CONSEGNA A -> Elenca i rischi che, secondo il brano sulle sfide del XXI secolo, un'emergenza non affrontata bene potrebbe comportare.
CONSEGNA B -> Continua il brano sulle sfide del XXI secolo dopo la sua ultima frase.

Non solo. Oltreché nella corsa alla cura più appropriata, la tecnologia può risultare utilissima, come sta già facendo in Corea del Sud, per esempio, per descrivere il contagio e la sua diffusione, e per aiutarci a circoscriverlo, nel modo più preciso possibile. Gli ultimi capitoli di Homo Deus, dedicati alla “grande separazione” (fra intelligenza e coscienza, tra algoritmi e umani) e all’“oceano della coscienza” danno un senso di vertigine, e forniscono una serie di esempi estremamente significativi, che ci raccontano come siamo ormai immersi in un mondo in cui le invenzioni tecnologiche possono offrirci soluzioni impensabili fino a qualche decennio fa, ma al contempo costituiscono una minaccia per la nostra specie, o se non altro un invito sempre più concreto e pressante a ripensare il nostro ruolo sul pianeta. Vi invito a scorrerle, perché sono al contempo interessantissime e inquietanti.
I CONFLITTI DEL XXI SECOLO
Come in tutti i secoli addietro, anche il nostro ci pone sfide importantissime. Nei giorni del virus lo stiamo vedendo: oltre al sistema sanitario, dovremo prenderci in carico un’analisi seria della nostra economia, politica e cultura. E anche capire come costruire delle soluzioni che non siano un semplice “tampone” dell’emergenza ma che abbiano un minimo di lungimiranza, e prevedano un buon livello di collaborazione tra Stati. I rischi di un’emergenza non affrontata bene, oggi, li si potrebbe leggere non in Harari, ma in un romanzo distopico stile 1984, Il racconto dell’ancella o simili: nei totalitarismi, nella gestione delle informazioni, nel crollo della fiducia (da parte dei governi nei confronti dei cittadini, e viceversa), nella perdita della privacy, e della libertà.

DATI ->
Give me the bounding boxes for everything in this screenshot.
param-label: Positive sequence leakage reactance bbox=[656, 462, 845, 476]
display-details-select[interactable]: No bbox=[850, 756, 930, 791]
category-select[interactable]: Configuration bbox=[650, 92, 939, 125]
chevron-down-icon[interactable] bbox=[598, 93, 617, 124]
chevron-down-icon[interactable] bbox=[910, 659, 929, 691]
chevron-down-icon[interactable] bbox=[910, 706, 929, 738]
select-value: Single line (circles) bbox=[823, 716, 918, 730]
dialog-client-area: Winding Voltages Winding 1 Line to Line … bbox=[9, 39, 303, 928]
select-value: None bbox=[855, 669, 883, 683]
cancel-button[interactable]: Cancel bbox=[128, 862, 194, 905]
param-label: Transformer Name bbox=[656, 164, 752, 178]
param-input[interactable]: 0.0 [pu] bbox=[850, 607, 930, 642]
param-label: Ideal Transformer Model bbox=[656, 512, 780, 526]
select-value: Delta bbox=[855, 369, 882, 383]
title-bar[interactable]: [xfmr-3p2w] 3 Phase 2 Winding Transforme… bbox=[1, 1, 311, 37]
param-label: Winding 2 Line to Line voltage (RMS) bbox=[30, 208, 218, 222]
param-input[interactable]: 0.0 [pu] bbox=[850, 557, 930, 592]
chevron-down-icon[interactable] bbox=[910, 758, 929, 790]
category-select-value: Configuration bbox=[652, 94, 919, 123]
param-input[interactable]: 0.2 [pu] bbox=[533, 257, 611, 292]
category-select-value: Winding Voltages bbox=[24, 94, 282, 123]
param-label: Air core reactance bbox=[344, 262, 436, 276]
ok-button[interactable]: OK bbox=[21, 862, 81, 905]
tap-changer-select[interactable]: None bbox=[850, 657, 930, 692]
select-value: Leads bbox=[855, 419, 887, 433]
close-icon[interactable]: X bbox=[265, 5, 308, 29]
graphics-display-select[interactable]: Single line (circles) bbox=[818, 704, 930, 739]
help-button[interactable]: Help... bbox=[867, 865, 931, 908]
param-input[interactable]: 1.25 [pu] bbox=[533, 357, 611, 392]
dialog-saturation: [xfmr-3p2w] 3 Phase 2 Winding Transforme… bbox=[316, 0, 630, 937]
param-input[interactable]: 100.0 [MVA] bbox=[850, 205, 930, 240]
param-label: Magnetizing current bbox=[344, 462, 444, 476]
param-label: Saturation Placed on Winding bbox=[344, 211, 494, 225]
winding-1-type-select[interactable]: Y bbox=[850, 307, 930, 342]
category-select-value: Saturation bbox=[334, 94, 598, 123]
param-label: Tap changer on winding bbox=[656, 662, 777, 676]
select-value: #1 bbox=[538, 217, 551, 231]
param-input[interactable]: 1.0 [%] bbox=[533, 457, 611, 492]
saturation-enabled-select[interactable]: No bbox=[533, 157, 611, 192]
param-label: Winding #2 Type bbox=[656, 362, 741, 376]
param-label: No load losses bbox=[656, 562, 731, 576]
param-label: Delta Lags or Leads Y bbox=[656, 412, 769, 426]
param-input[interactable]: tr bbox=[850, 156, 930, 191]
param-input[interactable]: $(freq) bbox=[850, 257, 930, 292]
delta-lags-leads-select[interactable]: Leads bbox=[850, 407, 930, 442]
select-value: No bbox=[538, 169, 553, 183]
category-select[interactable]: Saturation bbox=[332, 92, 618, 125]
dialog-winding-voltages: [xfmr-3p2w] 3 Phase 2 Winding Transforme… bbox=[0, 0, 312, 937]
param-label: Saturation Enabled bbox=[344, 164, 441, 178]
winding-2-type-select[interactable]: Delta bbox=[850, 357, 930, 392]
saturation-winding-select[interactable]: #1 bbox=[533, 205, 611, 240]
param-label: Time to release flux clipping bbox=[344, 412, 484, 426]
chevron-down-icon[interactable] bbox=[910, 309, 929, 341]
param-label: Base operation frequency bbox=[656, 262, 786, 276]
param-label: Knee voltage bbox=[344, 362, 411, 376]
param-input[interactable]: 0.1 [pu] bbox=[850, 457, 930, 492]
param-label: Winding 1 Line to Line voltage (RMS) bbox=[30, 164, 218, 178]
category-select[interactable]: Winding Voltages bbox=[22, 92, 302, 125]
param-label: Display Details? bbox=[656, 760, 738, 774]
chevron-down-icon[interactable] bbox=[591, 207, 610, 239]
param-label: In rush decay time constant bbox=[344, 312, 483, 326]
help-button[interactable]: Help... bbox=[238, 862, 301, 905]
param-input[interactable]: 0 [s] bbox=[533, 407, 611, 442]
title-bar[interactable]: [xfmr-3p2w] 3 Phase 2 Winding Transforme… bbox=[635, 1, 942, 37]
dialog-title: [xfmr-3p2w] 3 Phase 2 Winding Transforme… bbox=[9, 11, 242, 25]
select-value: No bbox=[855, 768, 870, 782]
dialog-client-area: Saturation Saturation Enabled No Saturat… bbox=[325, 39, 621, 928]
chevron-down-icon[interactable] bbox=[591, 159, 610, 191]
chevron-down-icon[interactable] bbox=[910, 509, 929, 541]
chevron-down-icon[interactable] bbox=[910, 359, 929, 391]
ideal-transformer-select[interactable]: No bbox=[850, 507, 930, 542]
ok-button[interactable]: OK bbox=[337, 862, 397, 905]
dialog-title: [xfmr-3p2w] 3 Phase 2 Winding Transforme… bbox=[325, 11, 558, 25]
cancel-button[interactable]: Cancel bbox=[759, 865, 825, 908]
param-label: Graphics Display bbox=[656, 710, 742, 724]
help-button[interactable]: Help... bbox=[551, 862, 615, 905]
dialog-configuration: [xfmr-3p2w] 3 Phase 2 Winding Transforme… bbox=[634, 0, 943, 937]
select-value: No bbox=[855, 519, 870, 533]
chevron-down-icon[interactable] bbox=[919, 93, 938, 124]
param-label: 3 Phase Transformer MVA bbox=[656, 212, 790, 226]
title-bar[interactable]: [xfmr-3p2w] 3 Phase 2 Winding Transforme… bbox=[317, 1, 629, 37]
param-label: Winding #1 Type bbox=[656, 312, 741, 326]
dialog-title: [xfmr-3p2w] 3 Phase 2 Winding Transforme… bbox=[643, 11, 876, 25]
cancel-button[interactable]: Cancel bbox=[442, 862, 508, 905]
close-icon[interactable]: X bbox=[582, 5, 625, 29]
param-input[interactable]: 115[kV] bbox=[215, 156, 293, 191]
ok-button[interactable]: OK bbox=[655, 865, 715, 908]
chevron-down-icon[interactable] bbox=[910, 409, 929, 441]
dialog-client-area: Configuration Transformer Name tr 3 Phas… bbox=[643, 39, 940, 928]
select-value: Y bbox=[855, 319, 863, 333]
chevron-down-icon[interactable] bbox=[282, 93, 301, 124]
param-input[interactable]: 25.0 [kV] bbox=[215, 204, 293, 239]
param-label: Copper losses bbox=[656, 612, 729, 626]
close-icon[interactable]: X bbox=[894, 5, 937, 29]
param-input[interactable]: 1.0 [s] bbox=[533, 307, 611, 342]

SPAZIO RISPOSTA A ->
- i totalitarismi
- la gestione delle informazioni
- il crollo della fiducia (dei governi nei confronti dei cittadini e viceversa)
- la perdita della privacy
- la perdita della libertà

SPAZIO RISPOSTA B ->
A me, di non strettamente attinente alla vicenda Coronavirus, restano alcune delle indicazioni finali del libro:
«Il mondo sta cambiando in modo più veloce che mai, e noi siamo sommersi da quantitativi impossibili di dati, di idee, di promesse e di minacce. Gli umani stanno cedendo autorità al libero mercato, alla saggezza delle masse e agli algoritmi esterni in parte perché non possiamo più affrontare il diluvio di dati. In passato, la censura operava bloccando il flusso delle informazioni. Nel XXI secolo la censura opera inondando la gente di informazioni irrilevanti. Noi proprio non sappiamo a che cosa prestare attenzione, e spesso perdiamo il nostro tempo a indagare e a discutere su questioni marginali. Nei tempi antichi deteneva il potere chi aveva accesso alle informazioni. Oggi avere potere significa sapere cosa ignorare. Quindi, considerando tutto quello che sta accadendo nel nostro mondo caotico, su che cosa dovremmo concentrarci?».
Ecco, questa – e non solo – è una delle tante domande che un saggio storico può stimolarci, ed è uno dei motivi per cui la storia dovremmo abituarci a conoscerla un po’ di più.
di Silvia Ceriani, s.ceriani@slowfood.it
* Gli anni indicati tra parentesi si riferiscono alle edizioni in lingua inglese delle opere. Le traduzioni delle edizioni rivedute e aggiornate in italiano sono tutte pubblicate da Bompiani, nel 2018 e 2019.